** begin **

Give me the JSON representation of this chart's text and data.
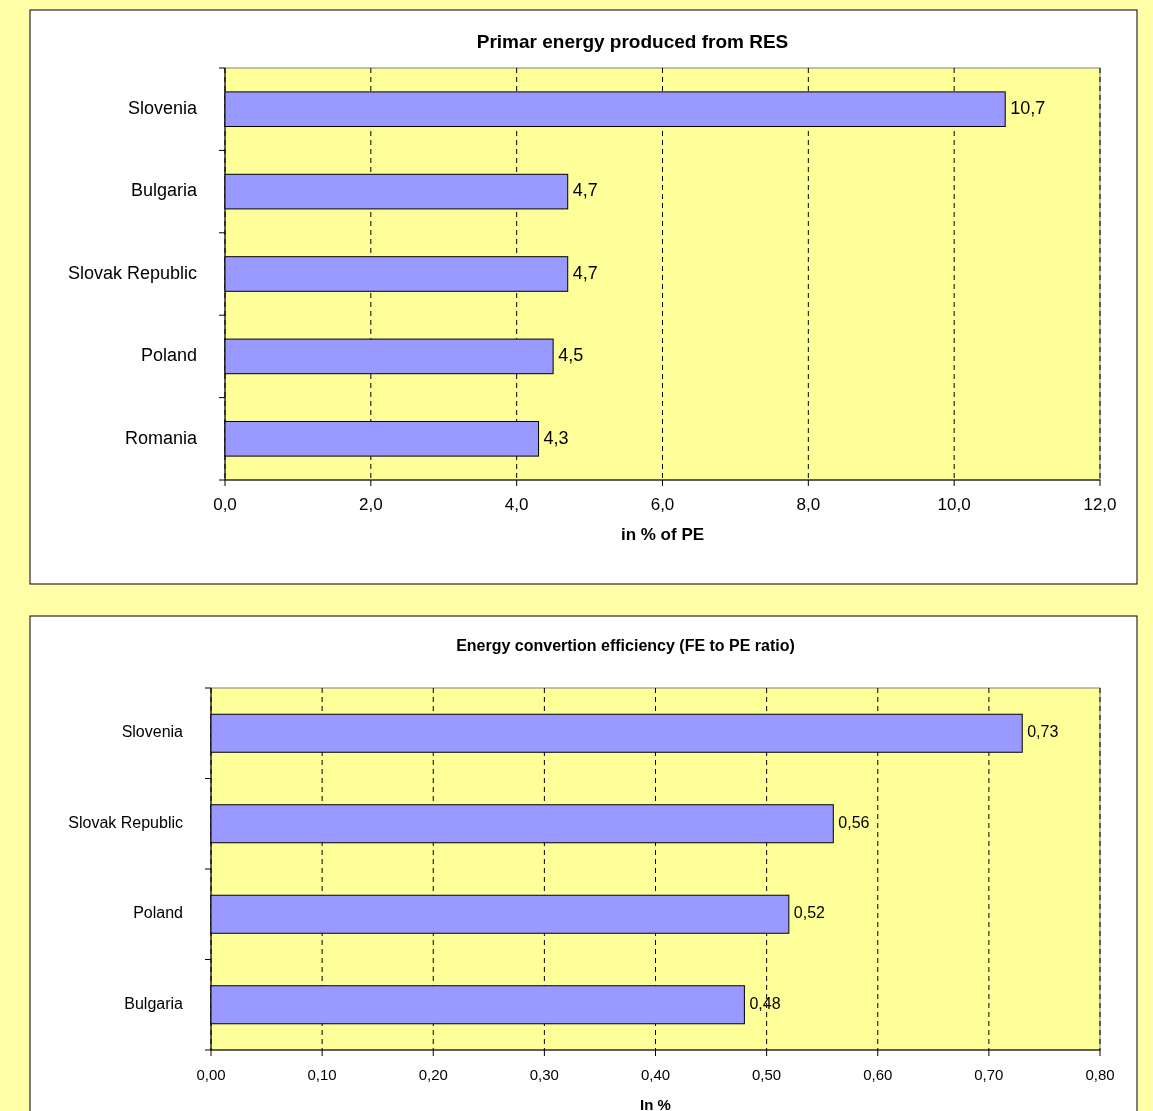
{
  "chart_data": [
    {
      "type": "bar",
      "orientation": "horizontal",
      "title": "Primar energy produced from RES",
      "xlabel": "in % of PE",
      "categories": [
        "Slovenia",
        "Bulgaria",
        "Slovak Republic",
        "Poland",
        "Romania"
      ],
      "values": [
        10.7,
        4.7,
        4.7,
        4.5,
        4.3
      ],
      "color": "#9999ff",
      "value_labels": [
        "10,7",
        "4,7",
        "4,7",
        "4,5",
        "4,3"
      ],
      "xlim": [
        0,
        12
      ],
      "xticks": [
        {
          "value": 0,
          "label": "0,0"
        },
        {
          "value": 2,
          "label": "2,0"
        },
        {
          "value": 4,
          "label": "4,0"
        },
        {
          "value": 6,
          "label": "6,0"
        },
        {
          "value": 8,
          "label": "8,0"
        },
        {
          "value": 10,
          "label": "10,0"
        },
        {
          "value": 12,
          "label": "12,0"
        }
      ],
      "grid": "x"
    },
    {
      "type": "bar",
      "orientation": "horizontal",
      "title": "Energy convertion efficiency (FE to PE ratio)",
      "xlabel": "In %",
      "categories": [
        "Slovenia",
        "Slovak Republic",
        "Poland",
        "Bulgaria"
      ],
      "values": [
        0.73,
        0.56,
        0.52,
        0.48
      ],
      "color": "#9999ff",
      "value_labels": [
        "0,73",
        "0,56",
        "0,52",
        "0,48"
      ],
      "xlim": [
        0,
        0.8
      ],
      "xticks": [
        {
          "value": 0,
          "label": "0,00"
        },
        {
          "value": 0.1,
          "label": "0,10"
        },
        {
          "value": 0.2,
          "label": "0,20"
        },
        {
          "value": 0.3,
          "label": "0,30"
        },
        {
          "value": 0.4,
          "label": "0,40"
        },
        {
          "value": 0.5,
          "label": "0,50"
        },
        {
          "value": 0.6,
          "label": "0,60"
        },
        {
          "value": 0.7,
          "label": "0,70"
        },
        {
          "value": 0.8,
          "label": "0,80"
        }
      ],
      "grid": "x"
    }
  ]
}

** end **

_Aim of the task_
Give the count of lines that hold the word "title", with nothing added.

_Solution_
2